Prompt:
Output every record below exactly as it appears.

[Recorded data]
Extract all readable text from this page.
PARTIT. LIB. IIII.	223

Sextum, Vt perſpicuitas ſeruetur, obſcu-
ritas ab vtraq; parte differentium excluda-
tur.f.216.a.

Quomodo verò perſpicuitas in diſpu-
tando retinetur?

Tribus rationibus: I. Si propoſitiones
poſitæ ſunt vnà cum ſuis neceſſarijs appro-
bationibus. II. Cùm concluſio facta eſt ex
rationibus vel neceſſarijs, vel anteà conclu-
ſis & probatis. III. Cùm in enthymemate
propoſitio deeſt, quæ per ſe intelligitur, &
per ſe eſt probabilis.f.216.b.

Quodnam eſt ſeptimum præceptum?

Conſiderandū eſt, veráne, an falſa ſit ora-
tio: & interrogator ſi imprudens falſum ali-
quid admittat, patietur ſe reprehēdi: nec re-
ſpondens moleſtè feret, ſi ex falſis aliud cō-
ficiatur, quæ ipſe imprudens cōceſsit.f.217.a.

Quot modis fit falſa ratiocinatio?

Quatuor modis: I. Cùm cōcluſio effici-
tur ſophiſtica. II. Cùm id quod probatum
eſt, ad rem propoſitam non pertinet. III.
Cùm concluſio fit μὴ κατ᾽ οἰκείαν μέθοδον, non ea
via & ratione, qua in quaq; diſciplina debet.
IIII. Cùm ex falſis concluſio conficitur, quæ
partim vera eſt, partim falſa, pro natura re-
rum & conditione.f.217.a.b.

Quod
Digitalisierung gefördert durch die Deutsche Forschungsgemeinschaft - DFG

Full output:
Extract all readable text from this page.
PARTIT. LIB. IIII.	223

Sextum, Vt perſpicuitas ſeruetur, obſcu-
ritas ab vtraq; parte differentium excluda-
tur.f.216.a.

Quomodo verò perſpicuitas in diſpu-
tando retinetur?

Tribus rationibus: I. Si propoſitiones
poſitæ ſunt vnà cum ſuis neceſſarijs appro-
bationibus. II. Cùm concluſio facta eſt ex
rationibus vel neceſſarijs, vel anteà conclu-
ſis & probatis. III. Cùm in enthymemate
propoſitio deeſt, quæ per ſe intelligitur, &
per ſe eſt probabilis.f.216.b.

Quodnam eſt ſeptimum præceptum?

Conſiderandū eſt, veráne, an falſa ſit ora-
tio: & interrogator ſi imprudens falſum ali-
quid admittat, patietur ſe reprehēdi: nec re-
ſpondens moleſtè feret, ſi ex falſis aliud cō-
ficiatur, quæ ipſe imprudens cōceſsit.f.217.a.

Quot modis fit falſa ratiocinatio?

Quatuor modis: I. Cùm cōcluſio effici-
tur ſophiſtica. II. Cùm id quod probatum
eſt, ad rem propoſitam non pertinet. III.
Cùm concluſio fit μὴ κατ᾽ οἰκείαν μέθοδον, non ea
via & ratione, qua in quaq; diſciplina debet.
IIII. Cùm ex falſis concluſio conficitur, quæ
partim vera eſt, partim falſa, pro natura re-
rum & conditione.f.217.a.b.

Quod
Digitalisierung gefördert durch die Deutsche Forschungsgemeinschaft - DFG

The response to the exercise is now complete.